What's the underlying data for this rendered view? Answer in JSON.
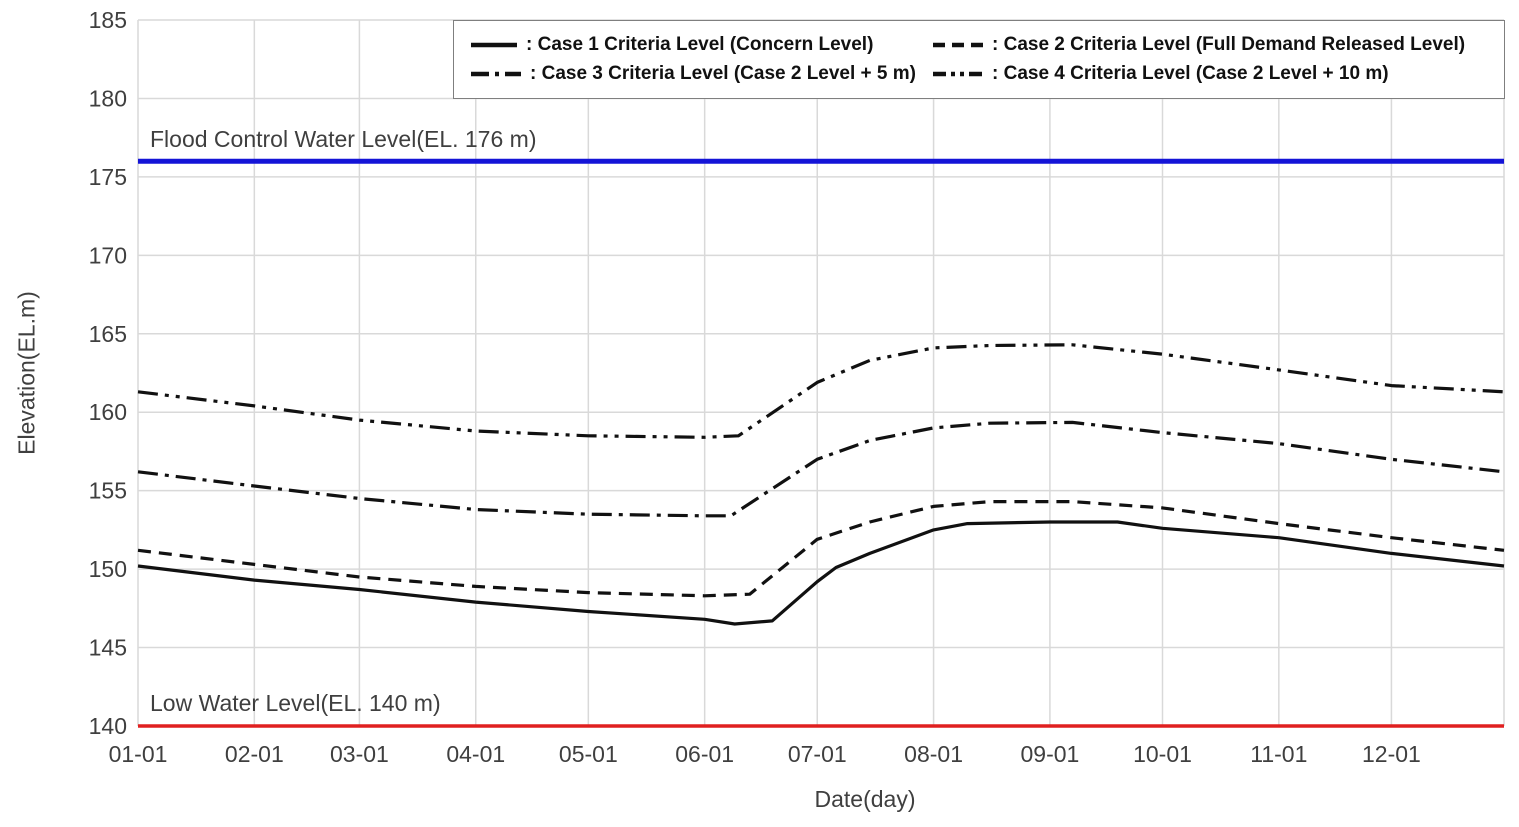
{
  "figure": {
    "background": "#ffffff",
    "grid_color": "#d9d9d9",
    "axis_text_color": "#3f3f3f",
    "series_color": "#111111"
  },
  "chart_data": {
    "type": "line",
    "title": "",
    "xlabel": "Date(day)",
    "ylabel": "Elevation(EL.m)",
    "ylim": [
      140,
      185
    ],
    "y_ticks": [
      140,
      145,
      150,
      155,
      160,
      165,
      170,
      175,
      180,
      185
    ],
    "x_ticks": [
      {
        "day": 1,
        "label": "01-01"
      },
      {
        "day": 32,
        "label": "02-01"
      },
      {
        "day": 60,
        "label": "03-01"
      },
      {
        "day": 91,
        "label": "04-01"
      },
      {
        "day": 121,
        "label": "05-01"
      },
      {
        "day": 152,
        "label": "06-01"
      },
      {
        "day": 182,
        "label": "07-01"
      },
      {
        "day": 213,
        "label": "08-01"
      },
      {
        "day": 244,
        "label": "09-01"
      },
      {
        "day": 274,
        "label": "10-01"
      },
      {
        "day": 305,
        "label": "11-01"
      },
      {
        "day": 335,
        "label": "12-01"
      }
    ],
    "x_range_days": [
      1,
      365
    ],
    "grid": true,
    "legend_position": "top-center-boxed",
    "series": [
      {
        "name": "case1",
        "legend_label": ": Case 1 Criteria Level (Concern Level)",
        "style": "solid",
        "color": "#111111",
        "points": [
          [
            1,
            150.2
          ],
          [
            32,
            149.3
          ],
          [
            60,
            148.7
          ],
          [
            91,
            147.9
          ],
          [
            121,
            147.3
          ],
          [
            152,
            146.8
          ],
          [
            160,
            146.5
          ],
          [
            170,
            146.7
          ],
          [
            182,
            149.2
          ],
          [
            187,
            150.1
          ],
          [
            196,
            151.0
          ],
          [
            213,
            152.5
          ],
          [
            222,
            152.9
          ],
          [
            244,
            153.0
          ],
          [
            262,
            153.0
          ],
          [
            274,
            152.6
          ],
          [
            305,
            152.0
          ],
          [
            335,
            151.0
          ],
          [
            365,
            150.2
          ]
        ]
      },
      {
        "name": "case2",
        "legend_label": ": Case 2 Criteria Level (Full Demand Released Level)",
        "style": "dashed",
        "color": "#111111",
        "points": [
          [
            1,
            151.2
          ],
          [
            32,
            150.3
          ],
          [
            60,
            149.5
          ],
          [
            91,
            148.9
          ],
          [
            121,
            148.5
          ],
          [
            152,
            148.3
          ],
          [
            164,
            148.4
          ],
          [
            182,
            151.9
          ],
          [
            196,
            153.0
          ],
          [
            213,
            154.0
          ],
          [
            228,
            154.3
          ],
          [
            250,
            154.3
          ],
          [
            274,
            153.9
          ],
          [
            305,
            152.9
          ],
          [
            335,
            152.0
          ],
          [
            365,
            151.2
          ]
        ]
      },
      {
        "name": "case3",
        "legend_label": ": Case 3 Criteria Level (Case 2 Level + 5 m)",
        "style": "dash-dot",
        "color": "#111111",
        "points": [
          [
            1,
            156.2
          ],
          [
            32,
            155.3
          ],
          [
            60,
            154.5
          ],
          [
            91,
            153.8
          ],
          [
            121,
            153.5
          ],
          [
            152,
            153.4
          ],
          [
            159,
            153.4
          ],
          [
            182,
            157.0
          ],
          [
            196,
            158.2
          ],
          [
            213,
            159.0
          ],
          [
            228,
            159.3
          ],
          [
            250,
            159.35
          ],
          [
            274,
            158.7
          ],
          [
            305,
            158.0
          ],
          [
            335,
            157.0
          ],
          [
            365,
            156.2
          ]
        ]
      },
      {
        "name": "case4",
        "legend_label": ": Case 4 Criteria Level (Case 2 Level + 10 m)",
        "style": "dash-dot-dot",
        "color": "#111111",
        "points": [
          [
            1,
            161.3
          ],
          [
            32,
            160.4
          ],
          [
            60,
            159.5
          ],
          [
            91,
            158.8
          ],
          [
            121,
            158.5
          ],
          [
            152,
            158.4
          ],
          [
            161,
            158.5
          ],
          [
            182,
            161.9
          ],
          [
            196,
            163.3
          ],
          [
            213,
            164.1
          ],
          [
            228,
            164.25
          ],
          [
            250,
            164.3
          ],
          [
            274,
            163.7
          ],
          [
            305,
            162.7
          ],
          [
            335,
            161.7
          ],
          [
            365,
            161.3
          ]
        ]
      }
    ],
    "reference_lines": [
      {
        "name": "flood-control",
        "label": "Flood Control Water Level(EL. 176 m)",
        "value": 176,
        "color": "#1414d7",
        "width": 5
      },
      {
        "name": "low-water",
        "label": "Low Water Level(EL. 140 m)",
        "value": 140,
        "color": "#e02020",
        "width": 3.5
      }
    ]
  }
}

○ ○ ○ ○

→ WORK INSTRUCTIONS
Verbatim reproduction of every record is required; images are left out.

→ EXERCISE SOLUTION
What's the underlying data for this rendered view? Answer in JSON.
{
  "figure": {
    "background": "#ffffff",
    "grid_color": "#d9d9d9",
    "axis_text_color": "#3f3f3f",
    "series_color": "#111111"
  },
  "chart_data": {
    "type": "line",
    "title": "",
    "xlabel": "Date(day)",
    "ylabel": "Elevation(EL.m)",
    "ylim": [
      140,
      185
    ],
    "y_ticks": [
      140,
      145,
      150,
      155,
      160,
      165,
      170,
      175,
      180,
      185
    ],
    "x_ticks": [
      {
        "day": 1,
        "label": "01-01"
      },
      {
        "day": 32,
        "label": "02-01"
      },
      {
        "day": 60,
        "label": "03-01"
      },
      {
        "day": 91,
        "label": "04-01"
      },
      {
        "day": 121,
        "label": "05-01"
      },
      {
        "day": 152,
        "label": "06-01"
      },
      {
        "day": 182,
        "label": "07-01"
      },
      {
        "day": 213,
        "label": "08-01"
      },
      {
        "day": 244,
        "label": "09-01"
      },
      {
        "day": 274,
        "label": "10-01"
      },
      {
        "day": 305,
        "label": "11-01"
      },
      {
        "day": 335,
        "label": "12-01"
      }
    ],
    "x_range_days": [
      1,
      365
    ],
    "grid": true,
    "legend_position": "top-center-boxed",
    "series": [
      {
        "name": "case1",
        "legend_label": ": Case 1 Criteria Level (Concern Level)",
        "style": "solid",
        "color": "#111111",
        "points": [
          [
            1,
            150.2
          ],
          [
            32,
            149.3
          ],
          [
            60,
            148.7
          ],
          [
            91,
            147.9
          ],
          [
            121,
            147.3
          ],
          [
            152,
            146.8
          ],
          [
            160,
            146.5
          ],
          [
            170,
            146.7
          ],
          [
            182,
            149.2
          ],
          [
            187,
            150.1
          ],
          [
            196,
            151.0
          ],
          [
            213,
            152.5
          ],
          [
            222,
            152.9
          ],
          [
            244,
            153.0
          ],
          [
            262,
            153.0
          ],
          [
            274,
            152.6
          ],
          [
            305,
            152.0
          ],
          [
            335,
            151.0
          ],
          [
            365,
            150.2
          ]
        ]
      },
      {
        "name": "case2",
        "legend_label": ": Case 2 Criteria Level (Full Demand Released Level)",
        "style": "dashed",
        "color": "#111111",
        "points": [
          [
            1,
            151.2
          ],
          [
            32,
            150.3
          ],
          [
            60,
            149.5
          ],
          [
            91,
            148.9
          ],
          [
            121,
            148.5
          ],
          [
            152,
            148.3
          ],
          [
            164,
            148.4
          ],
          [
            182,
            151.9
          ],
          [
            196,
            153.0
          ],
          [
            213,
            154.0
          ],
          [
            228,
            154.3
          ],
          [
            250,
            154.3
          ],
          [
            274,
            153.9
          ],
          [
            305,
            152.9
          ],
          [
            335,
            152.0
          ],
          [
            365,
            151.2
          ]
        ]
      },
      {
        "name": "case3",
        "legend_label": ": Case 3 Criteria Level (Case 2 Level + 5 m)",
        "style": "dash-dot",
        "color": "#111111",
        "points": [
          [
            1,
            156.2
          ],
          [
            32,
            155.3
          ],
          [
            60,
            154.5
          ],
          [
            91,
            153.8
          ],
          [
            121,
            153.5
          ],
          [
            152,
            153.4
          ],
          [
            159,
            153.4
          ],
          [
            182,
            157.0
          ],
          [
            196,
            158.2
          ],
          [
            213,
            159.0
          ],
          [
            228,
            159.3
          ],
          [
            250,
            159.35
          ],
          [
            274,
            158.7
          ],
          [
            305,
            158.0
          ],
          [
            335,
            157.0
          ],
          [
            365,
            156.2
          ]
        ]
      },
      {
        "name": "case4",
        "legend_label": ": Case 4 Criteria Level (Case 2 Level + 10 m)",
        "style": "dash-dot-dot",
        "color": "#111111",
        "points": [
          [
            1,
            161.3
          ],
          [
            32,
            160.4
          ],
          [
            60,
            159.5
          ],
          [
            91,
            158.8
          ],
          [
            121,
            158.5
          ],
          [
            152,
            158.4
          ],
          [
            161,
            158.5
          ],
          [
            182,
            161.9
          ],
          [
            196,
            163.3
          ],
          [
            213,
            164.1
          ],
          [
            228,
            164.25
          ],
          [
            250,
            164.3
          ],
          [
            274,
            163.7
          ],
          [
            305,
            162.7
          ],
          [
            335,
            161.7
          ],
          [
            365,
            161.3
          ]
        ]
      }
    ],
    "reference_lines": [
      {
        "name": "flood-control",
        "label": "Flood Control Water Level(EL. 176 m)",
        "value": 176,
        "color": "#1414d7",
        "width": 5
      },
      {
        "name": "low-water",
        "label": "Low Water Level(EL. 140 m)",
        "value": 140,
        "color": "#e02020",
        "width": 3.5
      }
    ]
  }
}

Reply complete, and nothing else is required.